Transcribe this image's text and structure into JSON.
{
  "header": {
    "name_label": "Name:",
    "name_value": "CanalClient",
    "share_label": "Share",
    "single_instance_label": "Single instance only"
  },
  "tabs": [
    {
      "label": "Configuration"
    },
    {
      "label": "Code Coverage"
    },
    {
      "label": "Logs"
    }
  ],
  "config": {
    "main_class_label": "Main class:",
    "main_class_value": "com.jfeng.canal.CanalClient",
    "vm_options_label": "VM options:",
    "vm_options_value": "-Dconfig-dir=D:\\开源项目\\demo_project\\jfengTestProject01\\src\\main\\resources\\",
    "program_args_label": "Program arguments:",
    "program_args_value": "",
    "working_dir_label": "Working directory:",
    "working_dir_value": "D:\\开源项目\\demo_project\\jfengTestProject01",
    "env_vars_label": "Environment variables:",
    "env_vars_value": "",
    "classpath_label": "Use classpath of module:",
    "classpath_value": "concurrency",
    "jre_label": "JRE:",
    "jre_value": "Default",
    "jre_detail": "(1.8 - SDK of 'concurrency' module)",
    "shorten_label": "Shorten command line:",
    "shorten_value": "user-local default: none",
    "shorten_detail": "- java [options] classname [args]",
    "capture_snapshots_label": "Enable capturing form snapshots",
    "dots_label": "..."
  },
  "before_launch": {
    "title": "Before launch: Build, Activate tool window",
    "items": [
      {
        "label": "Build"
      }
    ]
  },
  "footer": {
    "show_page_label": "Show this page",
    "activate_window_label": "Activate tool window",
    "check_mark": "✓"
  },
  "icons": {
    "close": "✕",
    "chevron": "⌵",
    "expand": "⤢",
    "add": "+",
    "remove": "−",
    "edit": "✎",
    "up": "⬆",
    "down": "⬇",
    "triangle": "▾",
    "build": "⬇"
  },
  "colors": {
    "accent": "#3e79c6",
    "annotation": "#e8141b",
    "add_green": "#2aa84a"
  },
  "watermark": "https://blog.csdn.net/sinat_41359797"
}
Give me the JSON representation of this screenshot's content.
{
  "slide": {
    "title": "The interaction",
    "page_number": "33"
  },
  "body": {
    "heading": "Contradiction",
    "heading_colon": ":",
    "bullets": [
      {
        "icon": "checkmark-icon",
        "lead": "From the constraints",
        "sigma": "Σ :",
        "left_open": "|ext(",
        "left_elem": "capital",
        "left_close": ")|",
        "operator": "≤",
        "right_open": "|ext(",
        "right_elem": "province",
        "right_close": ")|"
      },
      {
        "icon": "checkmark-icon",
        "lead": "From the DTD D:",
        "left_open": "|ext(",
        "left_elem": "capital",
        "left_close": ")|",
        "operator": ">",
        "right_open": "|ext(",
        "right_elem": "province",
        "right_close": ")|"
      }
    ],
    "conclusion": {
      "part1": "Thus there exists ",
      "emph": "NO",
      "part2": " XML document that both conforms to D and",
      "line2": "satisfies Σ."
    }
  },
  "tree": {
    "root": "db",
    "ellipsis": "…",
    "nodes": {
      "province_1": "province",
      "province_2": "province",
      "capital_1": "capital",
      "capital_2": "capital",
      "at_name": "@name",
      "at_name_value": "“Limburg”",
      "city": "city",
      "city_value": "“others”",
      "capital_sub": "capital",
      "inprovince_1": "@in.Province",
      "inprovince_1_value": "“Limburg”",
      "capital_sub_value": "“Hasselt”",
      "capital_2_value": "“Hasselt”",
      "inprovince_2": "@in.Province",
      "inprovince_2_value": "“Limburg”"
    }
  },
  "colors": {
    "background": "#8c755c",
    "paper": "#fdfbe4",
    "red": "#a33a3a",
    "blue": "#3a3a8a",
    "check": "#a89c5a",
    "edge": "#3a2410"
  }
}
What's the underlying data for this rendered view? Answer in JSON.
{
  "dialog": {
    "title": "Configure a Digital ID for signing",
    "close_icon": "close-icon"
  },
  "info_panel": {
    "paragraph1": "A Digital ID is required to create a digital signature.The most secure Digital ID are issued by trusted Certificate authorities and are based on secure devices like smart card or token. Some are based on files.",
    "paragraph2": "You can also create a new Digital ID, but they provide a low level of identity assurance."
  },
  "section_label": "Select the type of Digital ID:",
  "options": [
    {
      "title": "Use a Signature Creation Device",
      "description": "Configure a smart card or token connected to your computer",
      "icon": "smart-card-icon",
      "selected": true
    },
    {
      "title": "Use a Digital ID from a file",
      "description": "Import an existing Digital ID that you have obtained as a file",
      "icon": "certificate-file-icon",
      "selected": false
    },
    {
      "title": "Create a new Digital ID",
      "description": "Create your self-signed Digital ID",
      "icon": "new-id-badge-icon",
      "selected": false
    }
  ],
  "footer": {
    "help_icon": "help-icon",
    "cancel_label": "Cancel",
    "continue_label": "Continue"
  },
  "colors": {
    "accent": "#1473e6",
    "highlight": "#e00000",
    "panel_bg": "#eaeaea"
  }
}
--*--
● TO DO
Using the listing above, please repeat every entry exactly.

● ANSWER TO THIS PROBLEM
Transcribe this image's text and structure into JSON.
{
  "header": {
    "name_label": "Name:",
    "name_value": "CanalClient",
    "share_label": "Share",
    "single_instance_label": "Single instance only"
  },
  "tabs": [
    {
      "label": "Configuration"
    },
    {
      "label": "Code Coverage"
    },
    {
      "label": "Logs"
    }
  ],
  "config": {
    "main_class_label": "Main class:",
    "main_class_value": "com.jfeng.canal.CanalClient",
    "vm_options_label": "VM options:",
    "vm_options_value": "-Dconfig-dir=D:\\开源项目\\demo_project\\jfengTestProject01\\src\\main\\resources\\",
    "program_args_label": "Program arguments:",
    "program_args_value": "",
    "working_dir_label": "Working directory:",
    "working_dir_value": "D:\\开源项目\\demo_project\\jfengTestProject01",
    "env_vars_label": "Environment variables:",
    "env_vars_value": "",
    "classpath_label": "Use classpath of module:",
    "classpath_value": "concurrency",
    "jre_label": "JRE:",
    "jre_value": "Default",
    "jre_detail": "(1.8 - SDK of 'concurrency' module)",
    "shorten_label": "Shorten command line:",
    "shorten_value": "user-local default: none",
    "shorten_detail": "- java [options] classname [args]",
    "capture_snapshots_label": "Enable capturing form snapshots",
    "dots_label": "..."
  },
  "before_launch": {
    "title": "Before launch: Build, Activate tool window",
    "items": [
      {
        "label": "Build"
      }
    ]
  },
  "footer": {
    "show_page_label": "Show this page",
    "activate_window_label": "Activate tool window",
    "check_mark": "✓"
  },
  "icons": {
    "close": "✕",
    "chevron": "⌵",
    "expand": "⤢",
    "add": "+",
    "remove": "−",
    "edit": "✎",
    "up": "⬆",
    "down": "⬇",
    "triangle": "▾",
    "build": "⬇"
  },
  "colors": {
    "accent": "#3e79c6",
    "annotation": "#e8141b",
    "add_green": "#2aa84a"
  },
  "watermark": "https://blog.csdn.net/sinat_41359797"
}
Give me the JSON representation of this screenshot's content.
{
  "slide": {
    "title": "The interaction",
    "page_number": "33"
  },
  "body": {
    "heading": "Contradiction",
    "heading_colon": ":",
    "bullets": [
      {
        "icon": "checkmark-icon",
        "lead": "From the constraints",
        "sigma": "Σ :",
        "left_open": "|ext(",
        "left_elem": "capital",
        "left_close": ")|",
        "operator": "≤",
        "right_open": "|ext(",
        "right_elem": "province",
        "right_close": ")|"
      },
      {
        "icon": "checkmark-icon",
        "lead": "From the DTD D:",
        "left_open": "|ext(",
        "left_elem": "capital",
        "left_close": ")|",
        "operator": ">",
        "right_open": "|ext(",
        "right_elem": "province",
        "right_close": ")|"
      }
    ],
    "conclusion": {
      "part1": "Thus there exists ",
      "emph": "NO",
      "part2": " XML document that both conforms to D and",
      "line2": "satisfies Σ."
    }
  },
  "tree": {
    "root": "db",
    "ellipsis": "…",
    "nodes": {
      "province_1": "province",
      "province_2": "province",
      "capital_1": "capital",
      "capital_2": "capital",
      "at_name": "@name",
      "at_name_value": "“Limburg”",
      "city": "city",
      "city_value": "“others”",
      "capital_sub": "capital",
      "inprovince_1": "@in.Province",
      "inprovince_1_value": "“Limburg”",
      "capital_sub_value": "“Hasselt”",
      "capital_2_value": "“Hasselt”",
      "inprovince_2": "@in.Province",
      "inprovince_2_value": "“Limburg”"
    }
  },
  "colors": {
    "background": "#8c755c",
    "paper": "#fdfbe4",
    "red": "#a33a3a",
    "blue": "#3a3a8a",
    "check": "#a89c5a",
    "edge": "#3a2410"
  }
}
What's the underlying data for this rendered view? Answer in JSON.
{
  "dialog": {
    "title": "Configure a Digital ID for signing",
    "close_icon": "close-icon"
  },
  "info_panel": {
    "paragraph1": "A Digital ID is required to create a digital signature.The most secure Digital ID are issued by trusted Certificate authorities and are based on secure devices like smart card or token. Some are based on files.",
    "paragraph2": "You can also create a new Digital ID, but they provide a low level of identity assurance."
  },
  "section_label": "Select the type of Digital ID:",
  "options": [
    {
      "title": "Use a Signature Creation Device",
      "description": "Configure a smart card or token connected to your computer",
      "icon": "smart-card-icon",
      "selected": true
    },
    {
      "title": "Use a Digital ID from a file",
      "description": "Import an existing Digital ID that you have obtained as a file",
      "icon": "certificate-file-icon",
      "selected": false
    },
    {
      "title": "Create a new Digital ID",
      "description": "Create your self-signed Digital ID",
      "icon": "new-id-badge-icon",
      "selected": false
    }
  ],
  "footer": {
    "help_icon": "help-icon",
    "cancel_label": "Cancel",
    "continue_label": "Continue"
  },
  "colors": {
    "accent": "#1473e6",
    "highlight": "#e00000",
    "panel_bg": "#eaeaea"
  }
}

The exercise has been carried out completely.